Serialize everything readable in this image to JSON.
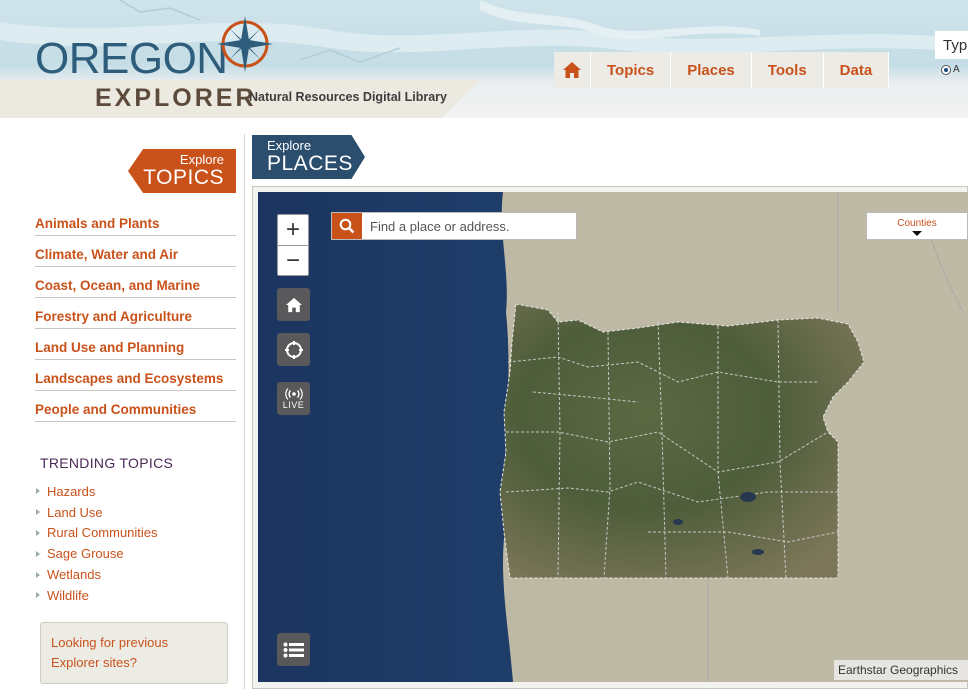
{
  "header": {
    "logo_main": "OREGON",
    "logo_sub_main": "EXPLORER",
    "logo_tagline": "Natural Resources Digital Library",
    "nav": [
      {
        "label": "Topics"
      },
      {
        "label": "Places"
      },
      {
        "label": "Tools"
      },
      {
        "label": "Data"
      }
    ],
    "search_text": "Typ",
    "radio_label": "A"
  },
  "sidebar": {
    "banner_small": "Explore",
    "banner_big": "TOPICS",
    "topics": [
      {
        "label": "Animals and Plants"
      },
      {
        "label": "Climate, Water and Air"
      },
      {
        "label": "Coast, Ocean, and Marine"
      },
      {
        "label": "Forestry and Agriculture"
      },
      {
        "label": "Land Use and Planning"
      },
      {
        "label": "Landscapes and Ecosystems"
      },
      {
        "label": "People and Communities"
      }
    ],
    "trending_title": "TRENDING TOPICS",
    "trending": [
      {
        "label": "Hazards"
      },
      {
        "label": "Land Use"
      },
      {
        "label": "Rural Communities"
      },
      {
        "label": "Sage Grouse"
      },
      {
        "label": "Wetlands"
      },
      {
        "label": "Wildlife"
      }
    ],
    "previous_sites": "Looking for previous Explorer sites?"
  },
  "places": {
    "banner_small": "Explore",
    "banner_big": "PLACES",
    "search_placeholder": "Find a place or address.",
    "layer_label": "Counties",
    "live_label": "LIVE",
    "attribution": "Earthstar Geographics"
  },
  "colors": {
    "accent": "#c9521b",
    "navy": "#2b4d6e",
    "ocean": "#1c3a63"
  }
}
+-------+
§ WORK REQUIRED: Repeat the full listing above exactly, with no pictures in the copy.

§ SOLUTION FOR THIS EXERCISE:
Serialize everything readable in this image to JSON.
{
  "header": {
    "logo_main": "OREGON",
    "logo_sub_main": "EXPLORER",
    "logo_tagline": "Natural Resources Digital Library",
    "nav": [
      {
        "label": "Topics"
      },
      {
        "label": "Places"
      },
      {
        "label": "Tools"
      },
      {
        "label": "Data"
      }
    ],
    "search_text": "Typ",
    "radio_label": "A"
  },
  "sidebar": {
    "banner_small": "Explore",
    "banner_big": "TOPICS",
    "topics": [
      {
        "label": "Animals and Plants"
      },
      {
        "label": "Climate, Water and Air"
      },
      {
        "label": "Coast, Ocean, and Marine"
      },
      {
        "label": "Forestry and Agriculture"
      },
      {
        "label": "Land Use and Planning"
      },
      {
        "label": "Landscapes and Ecosystems"
      },
      {
        "label": "People and Communities"
      }
    ],
    "trending_title": "TRENDING TOPICS",
    "trending": [
      {
        "label": "Hazards"
      },
      {
        "label": "Land Use"
      },
      {
        "label": "Rural Communities"
      },
      {
        "label": "Sage Grouse"
      },
      {
        "label": "Wetlands"
      },
      {
        "label": "Wildlife"
      }
    ],
    "previous_sites": "Looking for previous Explorer sites?"
  },
  "places": {
    "banner_small": "Explore",
    "banner_big": "PLACES",
    "search_placeholder": "Find a place or address.",
    "layer_label": "Counties",
    "live_label": "LIVE",
    "attribution": "Earthstar Geographics"
  },
  "colors": {
    "accent": "#c9521b",
    "navy": "#2b4d6e",
    "ocean": "#1c3a63"
  }
}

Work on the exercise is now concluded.